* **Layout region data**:
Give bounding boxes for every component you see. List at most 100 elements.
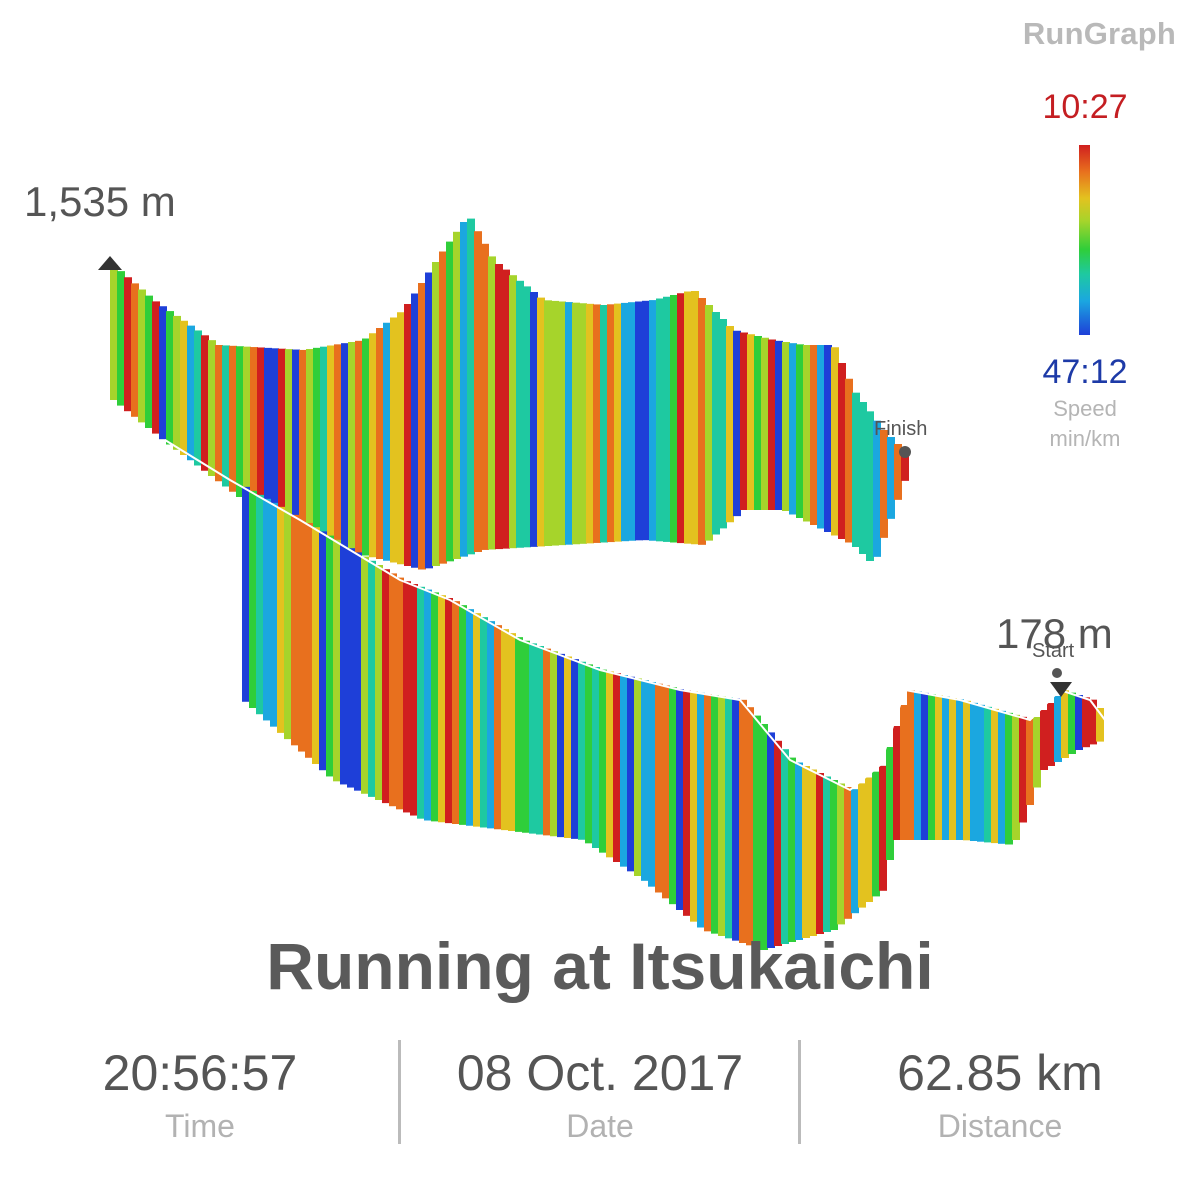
ribbon-band <box>522 640 530 833</box>
stat-divider <box>398 1040 401 1144</box>
ribbon-band <box>614 303 622 542</box>
ribbon-band <box>215 345 223 482</box>
ribbon-band <box>467 218 475 555</box>
ribbon-band <box>866 411 874 561</box>
ribbon-band <box>956 699 964 840</box>
ribbon-band <box>208 340 216 476</box>
ribbon-band <box>579 303 587 544</box>
ribbon-band <box>445 598 453 824</box>
ribbon-band <box>774 740 782 946</box>
ribbon-band <box>740 332 748 510</box>
ribbon-band <box>718 696 726 936</box>
ribbon-band <box>410 584 418 816</box>
ribbon-band <box>830 780 838 930</box>
ribbon-band <box>592 667 600 848</box>
ribbon-band <box>326 535 334 777</box>
ribbon-band <box>502 269 510 549</box>
ribbon-band <box>453 231 461 560</box>
ribbon-band <box>914 691 922 840</box>
ribbon-band <box>264 347 272 520</box>
min-elevation-icon <box>1050 682 1072 697</box>
ribbon-band <box>565 302 573 545</box>
ribbon-band <box>334 344 342 553</box>
ribbon-band <box>250 347 258 509</box>
ribbon-band <box>746 707 754 946</box>
ribbon-band <box>649 300 657 541</box>
ribbon-band <box>669 687 677 905</box>
ribbon-band <box>998 710 1006 844</box>
ribbon-band <box>816 773 824 934</box>
ribbon-band <box>691 291 699 545</box>
ribbon-band <box>865 777 873 902</box>
ribbon-band <box>222 345 230 487</box>
ribbon-band <box>131 283 139 417</box>
ribbon-band <box>796 344 804 518</box>
ribbon-band <box>844 787 852 919</box>
ribbon-band <box>613 673 621 862</box>
ribbon-band <box>803 345 811 522</box>
ribbon-band <box>284 510 292 740</box>
ribbon-band <box>194 330 202 466</box>
ribbon-band <box>516 280 524 548</box>
ribbon-band <box>593 304 601 543</box>
ribbon-band <box>187 325 195 461</box>
ribbon-band <box>662 685 670 899</box>
ribbon-band <box>845 378 853 543</box>
ribbon-band <box>872 771 880 897</box>
ribbon-band <box>508 633 516 831</box>
stat-distance-value: 62.85 km <box>897 1045 1103 1101</box>
ribbon-bands <box>110 218 1104 950</box>
ribbon-band <box>257 347 265 515</box>
ribbon-band <box>712 312 720 535</box>
ribbon-band <box>802 766 810 938</box>
ribbon-band <box>320 346 328 552</box>
stat-time: 20:56:57 Time <box>0 1044 400 1145</box>
ribbon-band <box>201 335 209 471</box>
ribbon-band <box>438 595 446 823</box>
ribbon-band <box>487 621 495 829</box>
ribbon-band <box>291 514 299 746</box>
ribbon-band <box>571 659 579 839</box>
ribbon-band <box>411 293 419 568</box>
ribbon-band <box>277 506 285 733</box>
legend-max-pace: 10:27 <box>1042 88 1128 126</box>
ribbon-band <box>404 304 412 566</box>
ribbon-band <box>970 702 978 841</box>
ribbon-band <box>1012 714 1020 840</box>
ribbon-band <box>319 531 327 771</box>
ribbon-band <box>481 243 489 550</box>
ribbon-band <box>684 291 692 544</box>
ribbon-band <box>313 347 321 552</box>
app-brand: RunGraph <box>1022 16 1176 51</box>
stat-date-value: 08 Oct. 2017 <box>456 1045 744 1101</box>
ribbon-band <box>963 700 971 841</box>
ribbon-band <box>495 264 503 550</box>
ribbon-band <box>858 783 866 908</box>
ribbon-band <box>620 675 628 867</box>
ribbon-band <box>124 277 132 412</box>
ribbon-band <box>368 560 376 797</box>
ribbon-band <box>677 293 685 544</box>
ribbon-band <box>949 698 957 840</box>
ribbon-band <box>159 306 167 440</box>
ribbon-band <box>551 300 559 546</box>
ribbon-band <box>810 345 818 525</box>
ribbon-band <box>333 539 341 782</box>
ribbon-band <box>726 326 734 523</box>
ribbon-band <box>529 643 537 834</box>
ribbon-band <box>285 349 293 538</box>
ribbon-band <box>376 328 384 559</box>
ribbon-band <box>530 292 538 547</box>
ribbon-band <box>641 680 649 881</box>
ribbon-band <box>901 451 909 481</box>
stat-date: 08 Oct. 2017 Date <box>400 1044 800 1145</box>
ribbon-band <box>1082 697 1090 748</box>
ribbon-band <box>760 724 768 950</box>
max-elevation-label: 1,535 m <box>24 178 176 225</box>
ribbon-band <box>550 651 558 837</box>
ribbon-band <box>663 296 671 542</box>
finish-marker-icon <box>899 446 911 458</box>
ribbon-band <box>698 298 706 545</box>
ribbon-band <box>837 783 845 925</box>
ribbon-band <box>459 605 467 825</box>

* **WHAT IS EXPECTED**: Retype all of the data above line for line, without altering any text or box value, and leave the pictures out of your answer.

* **PROBLEM SOLUTION**:
Give bounding boxes for every component you see. List at most 100 elements.
ribbon-band <box>522 640 530 833</box>
stat-divider <box>398 1040 401 1144</box>
ribbon-band <box>614 303 622 542</box>
ribbon-band <box>215 345 223 482</box>
ribbon-band <box>467 218 475 555</box>
ribbon-band <box>866 411 874 561</box>
ribbon-band <box>956 699 964 840</box>
ribbon-band <box>208 340 216 476</box>
ribbon-band <box>579 303 587 544</box>
ribbon-band <box>445 598 453 824</box>
ribbon-band <box>774 740 782 946</box>
ribbon-band <box>740 332 748 510</box>
ribbon-band <box>718 696 726 936</box>
ribbon-band <box>410 584 418 816</box>
ribbon-band <box>830 780 838 930</box>
ribbon-band <box>592 667 600 848</box>
ribbon-band <box>326 535 334 777</box>
ribbon-band <box>502 269 510 549</box>
ribbon-band <box>453 231 461 560</box>
ribbon-band <box>914 691 922 840</box>
ribbon-band <box>264 347 272 520</box>
min-elevation-icon <box>1050 682 1072 697</box>
ribbon-band <box>565 302 573 545</box>
ribbon-band <box>334 344 342 553</box>
ribbon-band <box>250 347 258 509</box>
ribbon-band <box>746 707 754 946</box>
ribbon-band <box>649 300 657 541</box>
ribbon-band <box>669 687 677 905</box>
ribbon-band <box>998 710 1006 844</box>
ribbon-band <box>816 773 824 934</box>
ribbon-band <box>691 291 699 545</box>
ribbon-band <box>865 777 873 902</box>
ribbon-band <box>222 345 230 487</box>
ribbon-band <box>131 283 139 417</box>
ribbon-band <box>796 344 804 518</box>
ribbon-band <box>844 787 852 919</box>
ribbon-band <box>613 673 621 862</box>
ribbon-band <box>803 345 811 522</box>
ribbon-band <box>284 510 292 740</box>
ribbon-band <box>194 330 202 466</box>
ribbon-band <box>516 280 524 548</box>
ribbon-band <box>593 304 601 543</box>
ribbon-band <box>187 325 195 461</box>
ribbon-band <box>662 685 670 899</box>
ribbon-band <box>845 378 853 543</box>
ribbon-band <box>872 771 880 897</box>
ribbon-band <box>508 633 516 831</box>
stat-distance-value: 62.85 km <box>897 1045 1103 1101</box>
ribbon-bands <box>110 218 1104 950</box>
ribbon-band <box>257 347 265 515</box>
ribbon-band <box>712 312 720 535</box>
ribbon-band <box>802 766 810 938</box>
ribbon-band <box>320 346 328 552</box>
stat-time: 20:56:57 Time <box>0 1044 400 1145</box>
ribbon-band <box>201 335 209 471</box>
ribbon-band <box>438 595 446 823</box>
ribbon-band <box>487 621 495 829</box>
ribbon-band <box>291 514 299 746</box>
ribbon-band <box>571 659 579 839</box>
ribbon-band <box>411 293 419 568</box>
ribbon-band <box>277 506 285 733</box>
legend-max-pace: 10:27 <box>1042 88 1128 126</box>
ribbon-band <box>404 304 412 566</box>
ribbon-band <box>970 702 978 841</box>
ribbon-band <box>1012 714 1020 840</box>
ribbon-band <box>319 531 327 771</box>
ribbon-band <box>481 243 489 550</box>
ribbon-band <box>684 291 692 544</box>
ribbon-band <box>313 347 321 552</box>
app-brand: RunGraph <box>1022 16 1176 51</box>
stat-date-value: 08 Oct. 2017 <box>456 1045 744 1101</box>
ribbon-band <box>963 700 971 841</box>
ribbon-band <box>495 264 503 550</box>
ribbon-band <box>858 783 866 908</box>
ribbon-band <box>620 675 628 867</box>
ribbon-band <box>124 277 132 412</box>
ribbon-band <box>368 560 376 797</box>
ribbon-band <box>677 293 685 544</box>
ribbon-band <box>949 698 957 840</box>
ribbon-band <box>159 306 167 440</box>
ribbon-band <box>551 300 559 546</box>
ribbon-band <box>810 345 818 525</box>
ribbon-band <box>333 539 341 782</box>
ribbon-band <box>726 326 734 523</box>
ribbon-band <box>529 643 537 834</box>
ribbon-band <box>285 349 293 538</box>
ribbon-band <box>376 328 384 559</box>
ribbon-band <box>530 292 538 547</box>
ribbon-band <box>641 680 649 881</box>
ribbon-band <box>901 451 909 481</box>
stat-date: 08 Oct. 2017 Date <box>400 1044 800 1145</box>
ribbon-band <box>1082 697 1090 748</box>
ribbon-band <box>760 724 768 950</box>
max-elevation-label: 1,535 m <box>24 178 176 225</box>
ribbon-band <box>550 651 558 837</box>
ribbon-band <box>663 296 671 542</box>
finish-marker-icon <box>899 446 911 458</box>
ribbon-band <box>698 298 706 545</box>
ribbon-band <box>837 783 845 925</box>
ribbon-band <box>459 605 467 825</box>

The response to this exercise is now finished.